Exercise objective: Identify all lines of the data containing the string "lättbetong" and copy them.

Information:

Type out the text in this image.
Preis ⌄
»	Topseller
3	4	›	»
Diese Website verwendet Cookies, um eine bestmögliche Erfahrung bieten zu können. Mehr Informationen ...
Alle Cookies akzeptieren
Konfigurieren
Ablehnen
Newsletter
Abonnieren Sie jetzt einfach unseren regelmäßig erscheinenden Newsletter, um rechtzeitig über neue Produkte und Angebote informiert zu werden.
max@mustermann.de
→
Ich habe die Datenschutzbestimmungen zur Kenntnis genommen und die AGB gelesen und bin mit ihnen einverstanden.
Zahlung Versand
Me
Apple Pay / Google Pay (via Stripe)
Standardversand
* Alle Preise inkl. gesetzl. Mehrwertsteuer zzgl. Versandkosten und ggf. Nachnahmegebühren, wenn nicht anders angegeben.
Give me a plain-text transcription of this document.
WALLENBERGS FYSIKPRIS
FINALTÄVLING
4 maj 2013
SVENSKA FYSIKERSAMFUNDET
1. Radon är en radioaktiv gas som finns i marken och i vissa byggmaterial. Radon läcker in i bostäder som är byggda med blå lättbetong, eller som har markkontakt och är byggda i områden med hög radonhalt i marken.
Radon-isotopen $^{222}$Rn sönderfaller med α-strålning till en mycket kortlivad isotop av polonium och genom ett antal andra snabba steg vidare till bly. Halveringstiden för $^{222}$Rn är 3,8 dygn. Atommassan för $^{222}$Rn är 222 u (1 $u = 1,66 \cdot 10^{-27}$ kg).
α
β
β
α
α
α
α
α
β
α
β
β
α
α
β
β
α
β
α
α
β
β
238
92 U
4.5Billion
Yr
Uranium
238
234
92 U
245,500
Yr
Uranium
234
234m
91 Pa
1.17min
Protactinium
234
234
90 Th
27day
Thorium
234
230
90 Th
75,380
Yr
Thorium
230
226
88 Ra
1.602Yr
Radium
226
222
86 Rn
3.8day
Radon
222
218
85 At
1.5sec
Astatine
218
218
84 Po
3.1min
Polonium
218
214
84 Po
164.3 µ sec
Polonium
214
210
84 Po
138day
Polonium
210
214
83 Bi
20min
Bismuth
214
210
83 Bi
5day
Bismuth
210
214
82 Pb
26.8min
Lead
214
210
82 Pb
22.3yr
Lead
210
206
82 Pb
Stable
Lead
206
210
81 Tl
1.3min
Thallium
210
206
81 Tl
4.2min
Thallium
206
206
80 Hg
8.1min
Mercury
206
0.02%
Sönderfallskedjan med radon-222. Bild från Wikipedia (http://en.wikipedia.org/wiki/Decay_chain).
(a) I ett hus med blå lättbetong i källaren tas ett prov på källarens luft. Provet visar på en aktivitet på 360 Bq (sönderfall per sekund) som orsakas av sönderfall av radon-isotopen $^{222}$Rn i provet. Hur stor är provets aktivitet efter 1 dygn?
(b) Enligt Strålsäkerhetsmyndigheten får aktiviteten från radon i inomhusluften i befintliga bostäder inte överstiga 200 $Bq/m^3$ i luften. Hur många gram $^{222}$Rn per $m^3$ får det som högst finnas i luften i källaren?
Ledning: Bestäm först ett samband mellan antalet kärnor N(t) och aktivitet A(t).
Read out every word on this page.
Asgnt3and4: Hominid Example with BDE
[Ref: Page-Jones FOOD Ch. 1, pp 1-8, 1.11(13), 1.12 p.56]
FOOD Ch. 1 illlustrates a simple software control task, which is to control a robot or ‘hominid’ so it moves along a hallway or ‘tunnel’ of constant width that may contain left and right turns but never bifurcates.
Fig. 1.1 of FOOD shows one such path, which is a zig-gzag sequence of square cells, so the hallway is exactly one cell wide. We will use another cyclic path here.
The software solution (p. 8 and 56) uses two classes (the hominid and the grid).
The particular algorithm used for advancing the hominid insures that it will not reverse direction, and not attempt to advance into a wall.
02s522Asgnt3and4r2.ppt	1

Written answer:
1. Radon är en radioaktiv gas som finns i marken och i vissa byggmaterial. Radon läcker in i bostäder som är byggda med blå lättbetong, eller som har markkontakt och är byggda i områden med hög radonhalt i marken.
(a) I ett hus med blå lättbetong i källaren tas ett prov på källarens luft. Provet visar på en aktivitet på 360 Bq (sönderfall per sekund) som orsakas av sönderfall av radon-isotopen $^{222}$Rn i provet. Hur stor är provets aktivitet efter 1 dygn?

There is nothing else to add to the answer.